- [TASK STATEMENT] Which lines hold the word "cases"? Show each of them.

- [DATA TO PROCESS]

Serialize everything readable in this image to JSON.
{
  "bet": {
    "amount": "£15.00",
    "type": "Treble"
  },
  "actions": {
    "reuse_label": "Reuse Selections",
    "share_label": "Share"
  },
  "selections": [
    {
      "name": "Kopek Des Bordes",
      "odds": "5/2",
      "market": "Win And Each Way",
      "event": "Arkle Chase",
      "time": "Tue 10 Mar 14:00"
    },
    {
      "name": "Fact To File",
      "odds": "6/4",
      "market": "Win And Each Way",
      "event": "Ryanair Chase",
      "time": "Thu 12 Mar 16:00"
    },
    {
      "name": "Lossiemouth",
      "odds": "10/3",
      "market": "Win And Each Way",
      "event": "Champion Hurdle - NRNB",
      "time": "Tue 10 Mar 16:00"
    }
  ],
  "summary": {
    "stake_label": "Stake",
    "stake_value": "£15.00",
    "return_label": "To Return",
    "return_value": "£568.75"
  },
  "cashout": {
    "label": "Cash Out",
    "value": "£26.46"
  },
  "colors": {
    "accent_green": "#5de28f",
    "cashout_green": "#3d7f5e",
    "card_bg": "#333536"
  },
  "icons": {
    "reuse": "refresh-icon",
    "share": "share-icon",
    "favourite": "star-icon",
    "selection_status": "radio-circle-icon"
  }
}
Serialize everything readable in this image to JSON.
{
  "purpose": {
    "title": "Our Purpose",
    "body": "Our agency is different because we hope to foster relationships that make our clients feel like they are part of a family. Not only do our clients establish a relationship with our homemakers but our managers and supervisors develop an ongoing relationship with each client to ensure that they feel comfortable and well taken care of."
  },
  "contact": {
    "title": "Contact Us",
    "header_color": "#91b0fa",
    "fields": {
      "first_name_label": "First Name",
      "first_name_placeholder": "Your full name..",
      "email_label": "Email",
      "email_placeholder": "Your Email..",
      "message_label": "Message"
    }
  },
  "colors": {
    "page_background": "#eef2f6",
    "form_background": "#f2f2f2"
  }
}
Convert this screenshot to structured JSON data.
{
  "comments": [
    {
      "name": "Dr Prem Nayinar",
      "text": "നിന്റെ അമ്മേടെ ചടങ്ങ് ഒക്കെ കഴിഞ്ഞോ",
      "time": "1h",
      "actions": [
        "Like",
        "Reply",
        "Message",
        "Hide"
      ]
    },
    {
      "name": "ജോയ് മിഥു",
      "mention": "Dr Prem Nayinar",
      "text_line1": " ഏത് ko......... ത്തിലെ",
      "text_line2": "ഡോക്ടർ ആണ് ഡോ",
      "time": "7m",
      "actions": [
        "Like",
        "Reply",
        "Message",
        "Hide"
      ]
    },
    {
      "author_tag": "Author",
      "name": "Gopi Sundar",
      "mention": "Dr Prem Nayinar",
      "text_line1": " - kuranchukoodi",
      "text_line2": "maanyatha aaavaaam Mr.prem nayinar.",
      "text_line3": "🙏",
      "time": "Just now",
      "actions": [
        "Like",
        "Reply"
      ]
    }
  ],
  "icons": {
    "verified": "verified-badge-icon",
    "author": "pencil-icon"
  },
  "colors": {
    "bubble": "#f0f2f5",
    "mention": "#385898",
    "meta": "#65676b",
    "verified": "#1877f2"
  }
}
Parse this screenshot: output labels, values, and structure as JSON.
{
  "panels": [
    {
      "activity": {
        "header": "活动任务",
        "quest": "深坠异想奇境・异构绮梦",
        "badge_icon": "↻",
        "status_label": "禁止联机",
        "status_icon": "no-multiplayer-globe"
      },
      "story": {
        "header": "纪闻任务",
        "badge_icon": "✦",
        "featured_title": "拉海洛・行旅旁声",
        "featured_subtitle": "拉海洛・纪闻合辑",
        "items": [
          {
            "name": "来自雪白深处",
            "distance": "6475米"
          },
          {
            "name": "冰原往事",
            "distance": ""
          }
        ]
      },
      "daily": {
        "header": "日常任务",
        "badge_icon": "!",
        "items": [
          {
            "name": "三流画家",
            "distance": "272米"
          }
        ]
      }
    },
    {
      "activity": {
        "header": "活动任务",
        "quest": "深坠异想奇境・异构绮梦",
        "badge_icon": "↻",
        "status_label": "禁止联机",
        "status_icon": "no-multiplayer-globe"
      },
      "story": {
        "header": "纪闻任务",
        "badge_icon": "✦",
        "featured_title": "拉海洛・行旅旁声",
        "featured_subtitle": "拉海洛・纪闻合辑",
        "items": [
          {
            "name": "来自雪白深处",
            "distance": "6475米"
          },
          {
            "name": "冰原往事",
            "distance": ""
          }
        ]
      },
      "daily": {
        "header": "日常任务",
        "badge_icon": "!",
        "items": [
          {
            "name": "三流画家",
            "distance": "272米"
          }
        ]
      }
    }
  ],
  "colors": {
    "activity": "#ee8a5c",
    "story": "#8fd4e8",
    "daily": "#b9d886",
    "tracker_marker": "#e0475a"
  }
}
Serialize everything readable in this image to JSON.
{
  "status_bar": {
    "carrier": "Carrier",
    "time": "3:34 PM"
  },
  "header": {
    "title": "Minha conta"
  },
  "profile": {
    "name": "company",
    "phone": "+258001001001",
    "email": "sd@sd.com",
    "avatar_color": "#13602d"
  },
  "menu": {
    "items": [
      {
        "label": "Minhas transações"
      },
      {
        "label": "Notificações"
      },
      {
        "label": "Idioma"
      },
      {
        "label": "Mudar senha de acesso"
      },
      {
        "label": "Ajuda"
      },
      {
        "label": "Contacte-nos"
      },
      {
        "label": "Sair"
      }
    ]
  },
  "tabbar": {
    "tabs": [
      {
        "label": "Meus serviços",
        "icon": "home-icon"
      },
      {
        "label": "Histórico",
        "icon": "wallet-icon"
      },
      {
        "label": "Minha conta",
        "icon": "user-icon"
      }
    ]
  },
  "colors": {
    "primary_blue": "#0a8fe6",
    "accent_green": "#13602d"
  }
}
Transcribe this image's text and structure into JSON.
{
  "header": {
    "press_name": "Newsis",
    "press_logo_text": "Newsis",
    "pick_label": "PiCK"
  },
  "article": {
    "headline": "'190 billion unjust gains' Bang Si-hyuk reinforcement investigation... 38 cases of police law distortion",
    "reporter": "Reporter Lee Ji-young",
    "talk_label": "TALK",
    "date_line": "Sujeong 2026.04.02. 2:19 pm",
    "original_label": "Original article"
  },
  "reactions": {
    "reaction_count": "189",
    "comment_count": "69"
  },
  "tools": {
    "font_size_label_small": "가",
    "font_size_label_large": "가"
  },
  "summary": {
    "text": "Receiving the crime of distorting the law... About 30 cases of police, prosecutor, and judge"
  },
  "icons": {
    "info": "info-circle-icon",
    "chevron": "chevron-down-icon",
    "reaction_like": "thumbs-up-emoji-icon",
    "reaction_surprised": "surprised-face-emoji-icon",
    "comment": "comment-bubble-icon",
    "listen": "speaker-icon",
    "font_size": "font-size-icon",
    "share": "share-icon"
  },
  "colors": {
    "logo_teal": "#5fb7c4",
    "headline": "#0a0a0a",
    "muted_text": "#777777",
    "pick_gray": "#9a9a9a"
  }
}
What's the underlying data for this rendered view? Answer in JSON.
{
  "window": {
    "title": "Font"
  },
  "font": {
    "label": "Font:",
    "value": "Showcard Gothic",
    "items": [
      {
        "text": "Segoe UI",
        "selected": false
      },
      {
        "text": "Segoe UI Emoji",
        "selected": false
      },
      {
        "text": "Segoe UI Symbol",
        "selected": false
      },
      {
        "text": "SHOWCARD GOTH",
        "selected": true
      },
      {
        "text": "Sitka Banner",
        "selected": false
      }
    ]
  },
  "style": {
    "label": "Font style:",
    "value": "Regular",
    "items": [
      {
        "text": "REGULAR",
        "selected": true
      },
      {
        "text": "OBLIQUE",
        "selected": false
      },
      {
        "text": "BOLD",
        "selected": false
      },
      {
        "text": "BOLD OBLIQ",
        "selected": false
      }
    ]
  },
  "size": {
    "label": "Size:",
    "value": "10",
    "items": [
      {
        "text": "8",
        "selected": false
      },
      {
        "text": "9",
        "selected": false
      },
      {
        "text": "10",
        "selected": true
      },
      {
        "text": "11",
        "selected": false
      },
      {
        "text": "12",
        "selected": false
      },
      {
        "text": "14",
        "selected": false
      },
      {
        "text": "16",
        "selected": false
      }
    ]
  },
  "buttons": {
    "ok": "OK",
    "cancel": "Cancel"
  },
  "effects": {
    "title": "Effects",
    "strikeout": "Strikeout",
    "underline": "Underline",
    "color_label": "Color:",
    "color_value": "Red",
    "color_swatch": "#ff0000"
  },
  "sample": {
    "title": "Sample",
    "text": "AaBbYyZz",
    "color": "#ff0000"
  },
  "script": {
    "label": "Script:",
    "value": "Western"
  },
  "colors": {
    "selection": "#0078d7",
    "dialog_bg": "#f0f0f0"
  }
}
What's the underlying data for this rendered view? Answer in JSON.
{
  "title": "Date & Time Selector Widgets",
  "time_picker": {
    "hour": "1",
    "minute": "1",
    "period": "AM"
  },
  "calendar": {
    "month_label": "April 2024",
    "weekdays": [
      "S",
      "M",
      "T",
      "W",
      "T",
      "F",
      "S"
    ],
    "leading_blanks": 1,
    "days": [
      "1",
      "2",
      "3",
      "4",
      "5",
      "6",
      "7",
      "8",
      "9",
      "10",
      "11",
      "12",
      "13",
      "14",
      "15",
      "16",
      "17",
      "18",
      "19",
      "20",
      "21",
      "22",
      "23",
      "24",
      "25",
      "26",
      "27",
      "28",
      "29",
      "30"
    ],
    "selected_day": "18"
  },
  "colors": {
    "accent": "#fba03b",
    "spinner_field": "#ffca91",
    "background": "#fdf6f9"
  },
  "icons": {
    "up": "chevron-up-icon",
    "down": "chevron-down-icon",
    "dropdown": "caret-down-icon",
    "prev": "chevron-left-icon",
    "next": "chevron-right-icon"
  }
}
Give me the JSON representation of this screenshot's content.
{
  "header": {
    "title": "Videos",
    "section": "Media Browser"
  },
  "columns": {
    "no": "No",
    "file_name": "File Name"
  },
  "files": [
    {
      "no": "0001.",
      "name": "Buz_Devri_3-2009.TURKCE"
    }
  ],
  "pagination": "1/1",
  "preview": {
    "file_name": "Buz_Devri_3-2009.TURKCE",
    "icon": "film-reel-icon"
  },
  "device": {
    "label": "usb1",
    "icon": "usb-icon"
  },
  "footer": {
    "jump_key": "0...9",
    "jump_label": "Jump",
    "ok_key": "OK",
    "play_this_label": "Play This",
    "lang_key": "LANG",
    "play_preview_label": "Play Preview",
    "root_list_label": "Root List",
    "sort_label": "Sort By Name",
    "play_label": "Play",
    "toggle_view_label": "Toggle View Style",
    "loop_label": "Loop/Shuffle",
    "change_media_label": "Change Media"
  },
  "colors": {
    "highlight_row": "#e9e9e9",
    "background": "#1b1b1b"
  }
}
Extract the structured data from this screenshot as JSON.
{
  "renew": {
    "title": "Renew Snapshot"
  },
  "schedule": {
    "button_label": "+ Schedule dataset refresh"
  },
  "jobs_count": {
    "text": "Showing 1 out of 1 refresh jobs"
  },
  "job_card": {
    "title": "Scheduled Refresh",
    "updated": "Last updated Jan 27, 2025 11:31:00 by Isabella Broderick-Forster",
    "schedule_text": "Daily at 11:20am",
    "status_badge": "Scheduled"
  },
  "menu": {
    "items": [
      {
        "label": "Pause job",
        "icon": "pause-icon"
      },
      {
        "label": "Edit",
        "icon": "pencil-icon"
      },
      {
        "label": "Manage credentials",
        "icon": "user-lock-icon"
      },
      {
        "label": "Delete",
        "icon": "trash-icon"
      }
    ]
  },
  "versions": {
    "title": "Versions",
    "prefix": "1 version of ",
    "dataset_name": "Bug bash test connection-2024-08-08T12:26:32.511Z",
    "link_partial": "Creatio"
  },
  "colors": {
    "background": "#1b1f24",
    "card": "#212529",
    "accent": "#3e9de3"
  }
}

- [TASK OUTPUT]
    "headline": "'190 billion unjust gains' Bang Si-hyuk reinforcement investigation... 38 cases of police law distortion",
    "text": "Receiving the crime of distorting the law... About 30 cases of police, prosecutor, and judge"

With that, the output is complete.